- To do
Copy every line of the records below where the word "color" occurs.

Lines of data
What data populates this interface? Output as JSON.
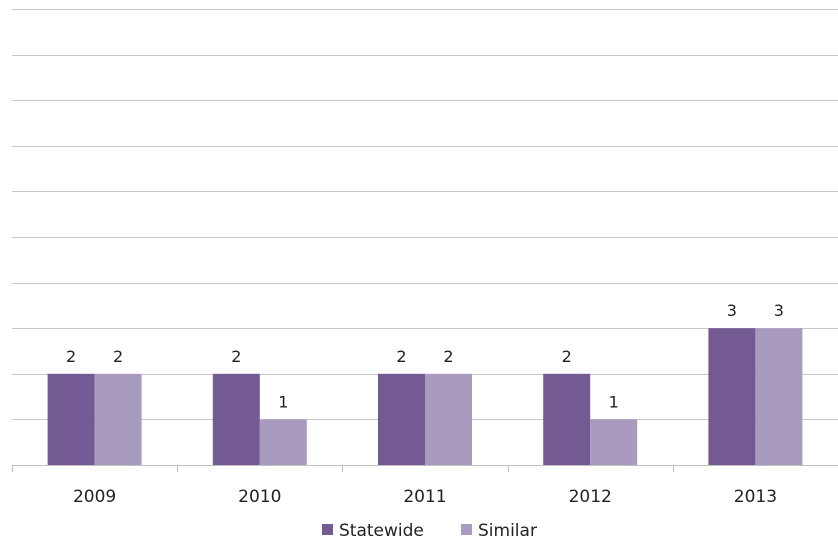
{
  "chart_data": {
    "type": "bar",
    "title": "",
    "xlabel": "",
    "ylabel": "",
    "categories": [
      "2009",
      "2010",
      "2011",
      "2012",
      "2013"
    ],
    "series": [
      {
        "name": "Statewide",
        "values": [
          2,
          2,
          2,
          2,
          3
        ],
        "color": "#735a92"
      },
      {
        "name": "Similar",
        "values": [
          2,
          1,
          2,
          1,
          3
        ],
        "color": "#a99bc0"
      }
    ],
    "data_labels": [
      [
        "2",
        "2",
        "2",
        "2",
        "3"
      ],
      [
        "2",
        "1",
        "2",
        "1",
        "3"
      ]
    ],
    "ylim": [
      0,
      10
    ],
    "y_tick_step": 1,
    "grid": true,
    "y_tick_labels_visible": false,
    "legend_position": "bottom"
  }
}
---
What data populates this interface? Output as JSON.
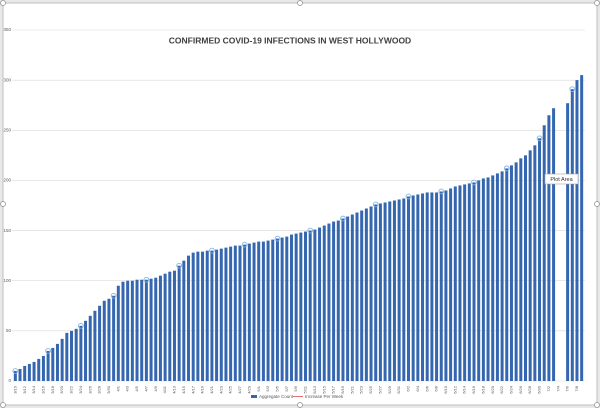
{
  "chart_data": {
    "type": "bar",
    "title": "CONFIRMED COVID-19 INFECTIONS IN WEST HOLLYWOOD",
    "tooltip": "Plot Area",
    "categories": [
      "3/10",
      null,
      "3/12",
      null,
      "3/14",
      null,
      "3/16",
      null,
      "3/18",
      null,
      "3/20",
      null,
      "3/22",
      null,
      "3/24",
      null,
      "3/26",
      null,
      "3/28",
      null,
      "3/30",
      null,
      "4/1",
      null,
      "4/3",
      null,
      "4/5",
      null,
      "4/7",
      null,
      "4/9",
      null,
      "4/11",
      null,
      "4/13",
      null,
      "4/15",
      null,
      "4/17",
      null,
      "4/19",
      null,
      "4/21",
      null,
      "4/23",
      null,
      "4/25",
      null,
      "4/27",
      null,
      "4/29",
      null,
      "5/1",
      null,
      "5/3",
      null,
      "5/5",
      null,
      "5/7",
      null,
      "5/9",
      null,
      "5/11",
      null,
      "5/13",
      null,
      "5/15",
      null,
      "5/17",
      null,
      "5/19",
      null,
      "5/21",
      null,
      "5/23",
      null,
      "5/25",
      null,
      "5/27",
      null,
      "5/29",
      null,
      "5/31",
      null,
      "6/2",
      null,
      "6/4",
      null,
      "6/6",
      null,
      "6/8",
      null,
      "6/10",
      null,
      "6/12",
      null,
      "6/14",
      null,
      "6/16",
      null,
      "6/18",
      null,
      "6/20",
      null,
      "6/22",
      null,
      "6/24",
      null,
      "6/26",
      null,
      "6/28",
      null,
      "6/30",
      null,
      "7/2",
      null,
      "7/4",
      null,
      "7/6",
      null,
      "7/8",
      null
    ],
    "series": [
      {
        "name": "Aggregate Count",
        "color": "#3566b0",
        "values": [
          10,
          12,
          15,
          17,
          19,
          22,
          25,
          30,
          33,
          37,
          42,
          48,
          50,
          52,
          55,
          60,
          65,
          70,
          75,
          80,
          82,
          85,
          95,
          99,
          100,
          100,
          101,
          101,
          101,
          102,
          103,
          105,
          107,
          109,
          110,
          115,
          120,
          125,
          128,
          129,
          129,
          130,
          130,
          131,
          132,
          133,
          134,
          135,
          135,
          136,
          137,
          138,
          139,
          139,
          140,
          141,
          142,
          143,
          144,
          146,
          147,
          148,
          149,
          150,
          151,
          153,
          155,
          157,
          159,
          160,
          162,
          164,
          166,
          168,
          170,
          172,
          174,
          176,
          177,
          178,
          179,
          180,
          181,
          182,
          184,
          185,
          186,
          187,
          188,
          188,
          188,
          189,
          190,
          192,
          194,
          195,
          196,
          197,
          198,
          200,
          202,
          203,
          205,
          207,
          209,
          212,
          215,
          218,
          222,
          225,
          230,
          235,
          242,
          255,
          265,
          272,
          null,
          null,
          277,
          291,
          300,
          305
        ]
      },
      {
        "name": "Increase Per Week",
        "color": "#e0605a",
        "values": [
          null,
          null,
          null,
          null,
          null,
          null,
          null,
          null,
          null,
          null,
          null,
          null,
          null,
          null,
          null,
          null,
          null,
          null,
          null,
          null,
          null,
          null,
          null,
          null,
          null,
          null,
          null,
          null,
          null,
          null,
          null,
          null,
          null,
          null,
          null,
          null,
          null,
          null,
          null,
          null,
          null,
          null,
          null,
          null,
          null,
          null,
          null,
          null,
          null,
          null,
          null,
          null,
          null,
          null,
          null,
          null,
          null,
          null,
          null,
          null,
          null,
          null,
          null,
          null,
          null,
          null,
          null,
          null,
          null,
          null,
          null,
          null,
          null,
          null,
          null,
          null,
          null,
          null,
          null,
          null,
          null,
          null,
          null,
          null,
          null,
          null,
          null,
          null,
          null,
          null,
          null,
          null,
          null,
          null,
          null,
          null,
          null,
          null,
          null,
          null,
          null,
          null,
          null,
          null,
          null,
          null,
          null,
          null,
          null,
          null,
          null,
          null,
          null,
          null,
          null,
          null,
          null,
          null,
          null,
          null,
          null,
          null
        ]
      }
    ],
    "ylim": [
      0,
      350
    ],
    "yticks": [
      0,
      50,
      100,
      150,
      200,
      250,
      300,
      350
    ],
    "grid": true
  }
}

- The answer
        "color": "#735a92"
        "color": "#a99bc0"
        "color": "#3566b0",
        "color": "#e0605a",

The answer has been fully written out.